Extracted data entries:

——

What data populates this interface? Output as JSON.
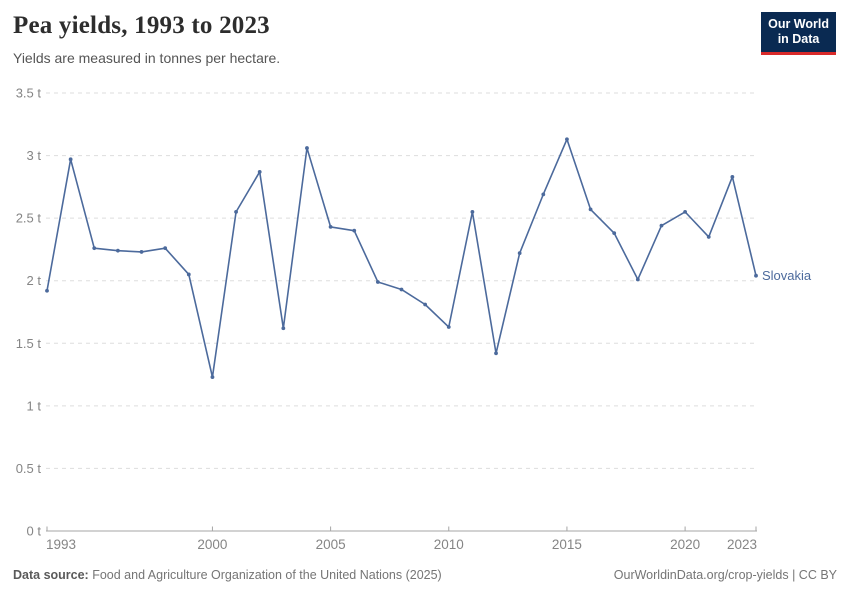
{
  "header": {
    "title": "Pea yields, 1993 to 2023",
    "subtitle": "Yields are measured in tonnes per hectare.",
    "logo": {
      "line1": "Our World",
      "line2": "in Data"
    }
  },
  "chart_data": {
    "type": "line",
    "title": "Pea yields, 1993 to 2023",
    "xlabel": "",
    "ylabel": "tonnes per hectare",
    "xlim": [
      1993,
      2023
    ],
    "ylim": [
      0,
      3.5
    ],
    "grid": "horizontal-dashed",
    "legend_position": "end-of-line-label",
    "x": [
      1993,
      1994,
      1995,
      1996,
      1997,
      1998,
      1999,
      2000,
      2001,
      2002,
      2003,
      2004,
      2005,
      2006,
      2007,
      2008,
      2009,
      2010,
      2011,
      2012,
      2013,
      2014,
      2015,
      2016,
      2017,
      2018,
      2019,
      2020,
      2021,
      2022,
      2023
    ],
    "series": [
      {
        "name": "Slovakia",
        "color": "#4C6A9C",
        "values": [
          1.92,
          2.97,
          2.26,
          2.24,
          2.23,
          2.26,
          2.05,
          1.23,
          2.55,
          2.87,
          1.62,
          3.06,
          2.43,
          2.4,
          1.99,
          1.93,
          1.81,
          1.63,
          2.55,
          1.42,
          2.22,
          2.69,
          3.13,
          2.57,
          2.38,
          2.01,
          2.44,
          2.55,
          2.35,
          2.83,
          2.04
        ]
      }
    ],
    "y_ticks": [
      {
        "value": 0,
        "label": "0 t"
      },
      {
        "value": 0.5,
        "label": "0.5 t"
      },
      {
        "value": 1,
        "label": "1 t"
      },
      {
        "value": 1.5,
        "label": "1.5 t"
      },
      {
        "value": 2,
        "label": "2 t"
      },
      {
        "value": 2.5,
        "label": "2.5 t"
      },
      {
        "value": 3,
        "label": "3 t"
      },
      {
        "value": 3.5,
        "label": "3.5 t"
      }
    ],
    "x_ticks": [
      {
        "value": 1993,
        "label": "1993"
      },
      {
        "value": 2000,
        "label": "2000"
      },
      {
        "value": 2005,
        "label": "2005"
      },
      {
        "value": 2010,
        "label": "2010"
      },
      {
        "value": 2015,
        "label": "2015"
      },
      {
        "value": 2020,
        "label": "2020"
      },
      {
        "value": 2023,
        "label": "2023"
      }
    ]
  },
  "colors": {
    "line": "#4C6A9C",
    "grid": "#dddddd",
    "axis": "#a5a5a5",
    "tick_label": "#858585",
    "entity_label": "#4C6A9C"
  },
  "footer": {
    "datasource_label": "Data source:",
    "datasource_text": " Food and Agriculture Organization of the United Nations (2025)",
    "link_text": "OurWorldinData.org/crop-yields | CC BY"
  }
}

——

PROBLEM STATEMENT: Quote in full the listing given above; the images are to be left out.

TASK SOLUTION:
What data populates this interface? Output as JSON.
{
  "header": {
    "title": "Pea yields, 1993 to 2023",
    "subtitle": "Yields are measured in tonnes per hectare.",
    "logo": {
      "line1": "Our World",
      "line2": "in Data"
    }
  },
  "chart_data": {
    "type": "line",
    "title": "Pea yields, 1993 to 2023",
    "xlabel": "",
    "ylabel": "tonnes per hectare",
    "xlim": [
      1993,
      2023
    ],
    "ylim": [
      0,
      3.5
    ],
    "grid": "horizontal-dashed",
    "legend_position": "end-of-line-label",
    "x": [
      1993,
      1994,
      1995,
      1996,
      1997,
      1998,
      1999,
      2000,
      2001,
      2002,
      2003,
      2004,
      2005,
      2006,
      2007,
      2008,
      2009,
      2010,
      2011,
      2012,
      2013,
      2014,
      2015,
      2016,
      2017,
      2018,
      2019,
      2020,
      2021,
      2022,
      2023
    ],
    "series": [
      {
        "name": "Slovakia",
        "color": "#4C6A9C",
        "values": [
          1.92,
          2.97,
          2.26,
          2.24,
          2.23,
          2.26,
          2.05,
          1.23,
          2.55,
          2.87,
          1.62,
          3.06,
          2.43,
          2.4,
          1.99,
          1.93,
          1.81,
          1.63,
          2.55,
          1.42,
          2.22,
          2.69,
          3.13,
          2.57,
          2.38,
          2.01,
          2.44,
          2.55,
          2.35,
          2.83,
          2.04
        ]
      }
    ],
    "y_ticks": [
      {
        "value": 0,
        "label": "0 t"
      },
      {
        "value": 0.5,
        "label": "0.5 t"
      },
      {
        "value": 1,
        "label": "1 t"
      },
      {
        "value": 1.5,
        "label": "1.5 t"
      },
      {
        "value": 2,
        "label": "2 t"
      },
      {
        "value": 2.5,
        "label": "2.5 t"
      },
      {
        "value": 3,
        "label": "3 t"
      },
      {
        "value": 3.5,
        "label": "3.5 t"
      }
    ],
    "x_ticks": [
      {
        "value": 1993,
        "label": "1993"
      },
      {
        "value": 2000,
        "label": "2000"
      },
      {
        "value": 2005,
        "label": "2005"
      },
      {
        "value": 2010,
        "label": "2010"
      },
      {
        "value": 2015,
        "label": "2015"
      },
      {
        "value": 2020,
        "label": "2020"
      },
      {
        "value": 2023,
        "label": "2023"
      }
    ]
  },
  "colors": {
    "line": "#4C6A9C",
    "grid": "#dddddd",
    "axis": "#a5a5a5",
    "tick_label": "#858585",
    "entity_label": "#4C6A9C"
  },
  "footer": {
    "datasource_label": "Data source:",
    "datasource_text": " Food and Agriculture Organization of the United Nations (2025)",
    "link_text": "OurWorldinData.org/crop-yields | CC BY"
  }
}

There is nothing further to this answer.